Can you print every record below exactly as written?

== == ==

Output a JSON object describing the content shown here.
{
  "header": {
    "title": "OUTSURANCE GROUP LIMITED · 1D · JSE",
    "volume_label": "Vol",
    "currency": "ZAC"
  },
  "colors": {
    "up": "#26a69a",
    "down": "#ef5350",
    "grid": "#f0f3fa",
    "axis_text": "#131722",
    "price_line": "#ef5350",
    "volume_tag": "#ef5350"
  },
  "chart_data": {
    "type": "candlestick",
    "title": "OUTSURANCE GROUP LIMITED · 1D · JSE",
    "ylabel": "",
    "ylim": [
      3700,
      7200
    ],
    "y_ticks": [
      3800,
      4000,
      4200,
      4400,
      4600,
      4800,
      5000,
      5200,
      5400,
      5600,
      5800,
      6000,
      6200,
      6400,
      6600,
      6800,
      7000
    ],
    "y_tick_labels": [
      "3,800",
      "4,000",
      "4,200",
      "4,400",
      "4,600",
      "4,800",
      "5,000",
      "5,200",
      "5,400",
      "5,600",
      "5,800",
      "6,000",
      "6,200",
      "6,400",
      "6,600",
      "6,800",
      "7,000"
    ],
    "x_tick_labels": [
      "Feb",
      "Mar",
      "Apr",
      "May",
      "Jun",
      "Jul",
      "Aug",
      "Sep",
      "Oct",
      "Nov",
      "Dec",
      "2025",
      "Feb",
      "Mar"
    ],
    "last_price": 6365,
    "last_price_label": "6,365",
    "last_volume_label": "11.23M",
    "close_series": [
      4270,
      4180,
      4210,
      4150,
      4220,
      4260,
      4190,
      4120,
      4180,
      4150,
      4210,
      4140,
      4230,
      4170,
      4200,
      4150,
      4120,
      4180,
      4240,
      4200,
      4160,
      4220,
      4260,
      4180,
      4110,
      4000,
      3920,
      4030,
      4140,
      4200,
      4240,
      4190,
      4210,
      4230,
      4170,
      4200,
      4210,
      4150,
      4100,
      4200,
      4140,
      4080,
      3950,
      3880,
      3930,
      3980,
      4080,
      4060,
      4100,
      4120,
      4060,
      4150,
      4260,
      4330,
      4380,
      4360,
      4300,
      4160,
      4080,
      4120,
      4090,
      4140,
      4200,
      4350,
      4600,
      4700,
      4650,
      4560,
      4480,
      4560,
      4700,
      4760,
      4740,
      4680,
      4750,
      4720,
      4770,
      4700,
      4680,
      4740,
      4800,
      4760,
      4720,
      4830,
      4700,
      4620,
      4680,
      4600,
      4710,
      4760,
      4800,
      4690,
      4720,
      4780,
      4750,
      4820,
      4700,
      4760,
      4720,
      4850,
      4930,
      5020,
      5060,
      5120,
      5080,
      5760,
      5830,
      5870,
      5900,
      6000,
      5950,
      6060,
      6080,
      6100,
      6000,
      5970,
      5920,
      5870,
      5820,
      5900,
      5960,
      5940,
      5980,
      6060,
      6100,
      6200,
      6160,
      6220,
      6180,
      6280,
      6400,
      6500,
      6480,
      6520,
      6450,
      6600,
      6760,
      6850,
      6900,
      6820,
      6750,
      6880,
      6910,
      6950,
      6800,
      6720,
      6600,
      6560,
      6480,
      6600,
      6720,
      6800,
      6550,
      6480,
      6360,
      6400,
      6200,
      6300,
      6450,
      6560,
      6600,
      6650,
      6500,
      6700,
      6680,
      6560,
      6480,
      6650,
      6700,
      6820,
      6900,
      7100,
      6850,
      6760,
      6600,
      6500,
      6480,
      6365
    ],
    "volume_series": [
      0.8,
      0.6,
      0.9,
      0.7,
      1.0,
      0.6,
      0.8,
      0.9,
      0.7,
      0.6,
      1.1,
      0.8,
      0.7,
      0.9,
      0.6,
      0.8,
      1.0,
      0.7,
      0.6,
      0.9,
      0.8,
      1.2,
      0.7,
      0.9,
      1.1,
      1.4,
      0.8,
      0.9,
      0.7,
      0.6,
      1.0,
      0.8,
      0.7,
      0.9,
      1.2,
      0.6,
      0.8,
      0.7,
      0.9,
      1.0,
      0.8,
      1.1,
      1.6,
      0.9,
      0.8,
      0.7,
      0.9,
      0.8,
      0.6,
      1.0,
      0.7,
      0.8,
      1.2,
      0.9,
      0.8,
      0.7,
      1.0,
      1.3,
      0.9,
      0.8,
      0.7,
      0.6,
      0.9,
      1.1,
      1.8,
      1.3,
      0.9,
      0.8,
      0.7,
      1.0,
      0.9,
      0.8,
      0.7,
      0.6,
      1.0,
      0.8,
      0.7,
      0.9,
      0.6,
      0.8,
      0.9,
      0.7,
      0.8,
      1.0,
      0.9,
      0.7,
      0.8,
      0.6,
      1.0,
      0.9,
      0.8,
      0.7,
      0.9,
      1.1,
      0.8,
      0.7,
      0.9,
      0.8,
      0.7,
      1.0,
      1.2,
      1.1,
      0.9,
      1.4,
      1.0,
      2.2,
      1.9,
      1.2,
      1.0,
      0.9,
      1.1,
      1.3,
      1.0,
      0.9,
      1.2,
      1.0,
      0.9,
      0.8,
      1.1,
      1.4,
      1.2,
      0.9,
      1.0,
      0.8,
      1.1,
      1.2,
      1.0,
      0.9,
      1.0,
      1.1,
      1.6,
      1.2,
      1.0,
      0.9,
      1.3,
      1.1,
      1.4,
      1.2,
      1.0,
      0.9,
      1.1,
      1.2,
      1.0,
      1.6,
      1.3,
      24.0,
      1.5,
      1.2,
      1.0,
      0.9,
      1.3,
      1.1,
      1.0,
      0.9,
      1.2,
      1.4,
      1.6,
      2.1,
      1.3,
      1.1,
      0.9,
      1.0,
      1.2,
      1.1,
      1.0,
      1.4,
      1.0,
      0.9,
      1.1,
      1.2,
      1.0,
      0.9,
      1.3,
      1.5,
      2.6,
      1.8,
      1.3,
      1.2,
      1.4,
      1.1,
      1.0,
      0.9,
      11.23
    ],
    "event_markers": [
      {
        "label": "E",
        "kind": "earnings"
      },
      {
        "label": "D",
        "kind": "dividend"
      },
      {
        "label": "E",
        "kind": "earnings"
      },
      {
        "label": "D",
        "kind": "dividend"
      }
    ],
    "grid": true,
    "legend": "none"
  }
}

== == ==

Expected output
Output a JSON object describing the content shown here.
{
  "header": {
    "title": "OUTSURANCE GROUP LIMITED · 1D · JSE",
    "volume_label": "Vol",
    "currency": "ZAC"
  },
  "colors": {
    "up": "#26a69a",
    "down": "#ef5350",
    "grid": "#f0f3fa",
    "axis_text": "#131722",
    "price_line": "#ef5350",
    "volume_tag": "#ef5350"
  },
  "chart_data": {
    "type": "candlestick",
    "title": "OUTSURANCE GROUP LIMITED · 1D · JSE",
    "ylabel": "",
    "ylim": [
      3700,
      7200
    ],
    "y_ticks": [
      3800,
      4000,
      4200,
      4400,
      4600,
      4800,
      5000,
      5200,
      5400,
      5600,
      5800,
      6000,
      6200,
      6400,
      6600,
      6800,
      7000
    ],
    "y_tick_labels": [
      "3,800",
      "4,000",
      "4,200",
      "4,400",
      "4,600",
      "4,800",
      "5,000",
      "5,200",
      "5,400",
      "5,600",
      "5,800",
      "6,000",
      "6,200",
      "6,400",
      "6,600",
      "6,800",
      "7,000"
    ],
    "x_tick_labels": [
      "Feb",
      "Mar",
      "Apr",
      "May",
      "Jun",
      "Jul",
      "Aug",
      "Sep",
      "Oct",
      "Nov",
      "Dec",
      "2025",
      "Feb",
      "Mar"
    ],
    "last_price": 6365,
    "last_price_label": "6,365",
    "last_volume_label": "11.23M",
    "close_series": [
      4270,
      4180,
      4210,
      4150,
      4220,
      4260,
      4190,
      4120,
      4180,
      4150,
      4210,
      4140,
      4230,
      4170,
      4200,
      4150,
      4120,
      4180,
      4240,
      4200,
      4160,
      4220,
      4260,
      4180,
      4110,
      4000,
      3920,
      4030,
      4140,
      4200,
      4240,
      4190,
      4210,
      4230,
      4170,
      4200,
      4210,
      4150,
      4100,
      4200,
      4140,
      4080,
      3950,
      3880,
      3930,
      3980,
      4080,
      4060,
      4100,
      4120,
      4060,
      4150,
      4260,
      4330,
      4380,
      4360,
      4300,
      4160,
      4080,
      4120,
      4090,
      4140,
      4200,
      4350,
      4600,
      4700,
      4650,
      4560,
      4480,
      4560,
      4700,
      4760,
      4740,
      4680,
      4750,
      4720,
      4770,
      4700,
      4680,
      4740,
      4800,
      4760,
      4720,
      4830,
      4700,
      4620,
      4680,
      4600,
      4710,
      4760,
      4800,
      4690,
      4720,
      4780,
      4750,
      4820,
      4700,
      4760,
      4720,
      4850,
      4930,
      5020,
      5060,
      5120,
      5080,
      5760,
      5830,
      5870,
      5900,
      6000,
      5950,
      6060,
      6080,
      6100,
      6000,
      5970,
      5920,
      5870,
      5820,
      5900,
      5960,
      5940,
      5980,
      6060,
      6100,
      6200,
      6160,
      6220,
      6180,
      6280,
      6400,
      6500,
      6480,
      6520,
      6450,
      6600,
      6760,
      6850,
      6900,
      6820,
      6750,
      6880,
      6910,
      6950,
      6800,
      6720,
      6600,
      6560,
      6480,
      6600,
      6720,
      6800,
      6550,
      6480,
      6360,
      6400,
      6200,
      6300,
      6450,
      6560,
      6600,
      6650,
      6500,
      6700,
      6680,
      6560,
      6480,
      6650,
      6700,
      6820,
      6900,
      7100,
      6850,
      6760,
      6600,
      6500,
      6480,
      6365
    ],
    "volume_series": [
      0.8,
      0.6,
      0.9,
      0.7,
      1.0,
      0.6,
      0.8,
      0.9,
      0.7,
      0.6,
      1.1,
      0.8,
      0.7,
      0.9,
      0.6,
      0.8,
      1.0,
      0.7,
      0.6,
      0.9,
      0.8,
      1.2,
      0.7,
      0.9,
      1.1,
      1.4,
      0.8,
      0.9,
      0.7,
      0.6,
      1.0,
      0.8,
      0.7,
      0.9,
      1.2,
      0.6,
      0.8,
      0.7,
      0.9,
      1.0,
      0.8,
      1.1,
      1.6,
      0.9,
      0.8,
      0.7,
      0.9,
      0.8,
      0.6,
      1.0,
      0.7,
      0.8,
      1.2,
      0.9,
      0.8,
      0.7,
      1.0,
      1.3,
      0.9,
      0.8,
      0.7,
      0.6,
      0.9,
      1.1,
      1.8,
      1.3,
      0.9,
      0.8,
      0.7,
      1.0,
      0.9,
      0.8,
      0.7,
      0.6,
      1.0,
      0.8,
      0.7,
      0.9,
      0.6,
      0.8,
      0.9,
      0.7,
      0.8,
      1.0,
      0.9,
      0.7,
      0.8,
      0.6,
      1.0,
      0.9,
      0.8,
      0.7,
      0.9,
      1.1,
      0.8,
      0.7,
      0.9,
      0.8,
      0.7,
      1.0,
      1.2,
      1.1,
      0.9,
      1.4,
      1.0,
      2.2,
      1.9,
      1.2,
      1.0,
      0.9,
      1.1,
      1.3,
      1.0,
      0.9,
      1.2,
      1.0,
      0.9,
      0.8,
      1.1,
      1.4,
      1.2,
      0.9,
      1.0,
      0.8,
      1.1,
      1.2,
      1.0,
      0.9,
      1.0,
      1.1,
      1.6,
      1.2,
      1.0,
      0.9,
      1.3,
      1.1,
      1.4,
      1.2,
      1.0,
      0.9,
      1.1,
      1.2,
      1.0,
      1.6,
      1.3,
      24.0,
      1.5,
      1.2,
      1.0,
      0.9,
      1.3,
      1.1,
      1.0,
      0.9,
      1.2,
      1.4,
      1.6,
      2.1,
      1.3,
      1.1,
      0.9,
      1.0,
      1.2,
      1.1,
      1.0,
      1.4,
      1.0,
      0.9,
      1.1,
      1.2,
      1.0,
      0.9,
      1.3,
      1.5,
      2.6,
      1.8,
      1.3,
      1.2,
      1.4,
      1.1,
      1.0,
      0.9,
      11.23
    ],
    "event_markers": [
      {
        "label": "E",
        "kind": "earnings"
      },
      {
        "label": "D",
        "kind": "dividend"
      },
      {
        "label": "E",
        "kind": "earnings"
      },
      {
        "label": "D",
        "kind": "dividend"
      }
    ],
    "grid": true,
    "legend": "none"
  }
}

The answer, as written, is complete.